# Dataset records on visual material
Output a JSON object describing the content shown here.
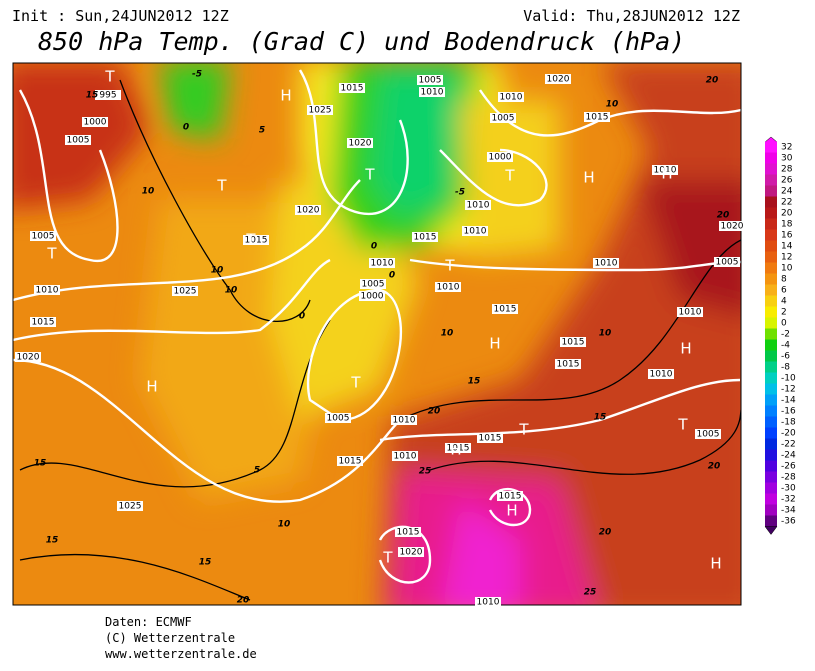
{
  "header": {
    "init": "Init : Sun,24JUN2012 12Z",
    "valid": "Valid: Thu,28JUN2012 12Z",
    "title": "850 hPa Temp. (Grad C) und Bodendruck (hPa)"
  },
  "legend": {
    "labels": [
      "32",
      "30",
      "28",
      "26",
      "24",
      "22",
      "20",
      "18",
      "16",
      "14",
      "12",
      "10",
      "8",
      "6",
      "4",
      "2",
      "0",
      "-2",
      "-4",
      "-6",
      "-8",
      "-10",
      "-12",
      "-14",
      "-16",
      "-18",
      "-20",
      "-22",
      "-24",
      "-26",
      "-28",
      "-30",
      "-32",
      "-34",
      "-36"
    ]
  },
  "map": {
    "pressure_labels": [
      "995",
      "1000",
      "1005",
      "1005",
      "1010",
      "1015",
      "1020",
      "1025",
      "1025",
      "1020",
      "1015",
      "1015",
      "1010",
      "1005",
      "1000",
      "1020",
      "1025",
      "1015",
      "1005",
      "1010",
      "1020",
      "1010",
      "1005",
      "1000",
      "1010",
      "1010",
      "1010",
      "1015",
      "1010",
      "1010",
      "1005",
      "1010",
      "1015",
      "1010",
      "1015",
      "1015",
      "1005",
      "1010",
      "1005",
      "1015",
      "1015",
      "1010",
      "1015",
      "1015",
      "1015",
      "1020",
      "1010",
      "1020"
    ],
    "temperature_labels": [
      "15",
      "-5",
      "0",
      "5",
      "10",
      "10",
      "10",
      "5",
      "10",
      "15",
      "15",
      "15",
      "20",
      "25",
      "20",
      "20",
      "25",
      "15",
      "15",
      "10",
      "10",
      "10",
      "20",
      "20",
      "20",
      "0",
      "0",
      "-5",
      "0"
    ],
    "pressure_centers": [
      "H",
      "T",
      "T",
      "T",
      "T",
      "H",
      "T",
      "H",
      "H",
      "H",
      "H",
      "T",
      "T",
      "H",
      "H",
      "T",
      "H",
      "T",
      "T",
      "T"
    ]
  },
  "footer": {
    "lines": [
      "Daten: ECMWF",
      "(C) Wetterzentrale",
      "www.wetterzentrale.de"
    ]
  }
}
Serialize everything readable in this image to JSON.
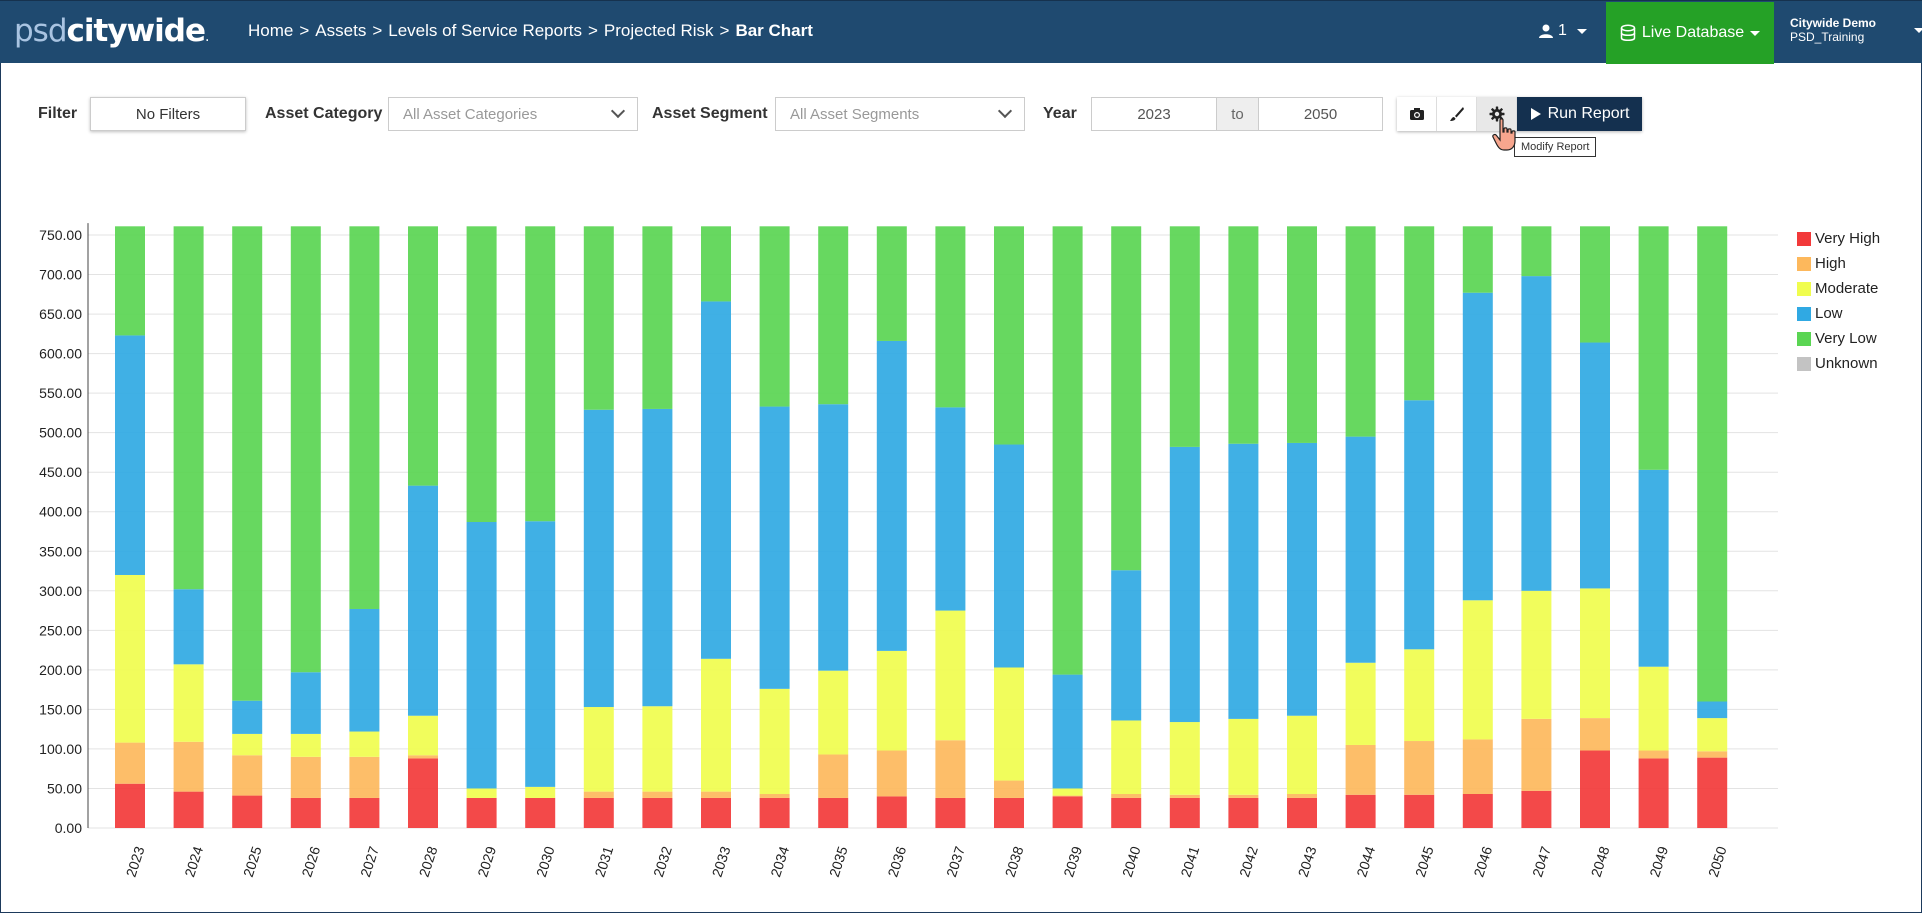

# WRITTEN PROBLEM
Every line above should be repeated exactly; pictures stay out of the copy.

# SOLVED PROBLEM
Output a JSON object describing the content shown here.
{
  "header": {
    "init": "Init : Sun,24JUN2012 12Z",
    "valid": "Valid: Thu,28JUN2012 12Z",
    "title": "850 hPa Temp. (Grad C) und Bodendruck (hPa)"
  },
  "legend": {
    "labels": [
      "32",
      "30",
      "28",
      "26",
      "24",
      "22",
      "20",
      "18",
      "16",
      "14",
      "12",
      "10",
      "8",
      "6",
      "4",
      "2",
      "0",
      "-2",
      "-4",
      "-6",
      "-8",
      "-10",
      "-12",
      "-14",
      "-16",
      "-18",
      "-20",
      "-22",
      "-24",
      "-26",
      "-28",
      "-30",
      "-32",
      "-34",
      "-36"
    ]
  },
  "map": {
    "pressure_labels": [
      "995",
      "1000",
      "1005",
      "1005",
      "1010",
      "1015",
      "1020",
      "1025",
      "1025",
      "1020",
      "1015",
      "1015",
      "1010",
      "1005",
      "1000",
      "1020",
      "1025",
      "1015",
      "1005",
      "1010",
      "1020",
      "1010",
      "1005",
      "1000",
      "1010",
      "1010",
      "1010",
      "1015",
      "1010",
      "1010",
      "1005",
      "1010",
      "1015",
      "1010",
      "1015",
      "1015",
      "1005",
      "1010",
      "1005",
      "1015",
      "1015",
      "1010",
      "1015",
      "1015",
      "1015",
      "1020",
      "1010",
      "1020"
    ],
    "temperature_labels": [
      "15",
      "-5",
      "0",
      "5",
      "10",
      "10",
      "10",
      "5",
      "10",
      "15",
      "15",
      "15",
      "20",
      "25",
      "20",
      "20",
      "25",
      "15",
      "15",
      "10",
      "10",
      "10",
      "20",
      "20",
      "20",
      "0",
      "0",
      "-5",
      "0"
    ],
    "pressure_centers": [
      "H",
      "T",
      "T",
      "T",
      "T",
      "H",
      "T",
      "H",
      "H",
      "H",
      "H",
      "T",
      "T",
      "H",
      "H",
      "T",
      "H",
      "T",
      "T",
      "T"
    ]
  },
  "footer": {
    "lines": [
      "Daten: ECMWF",
      "(C) Wetterzentrale",
      "www.wetterzentrale.de"
    ]
  }
}
Serialize everything readable in this image to JSON.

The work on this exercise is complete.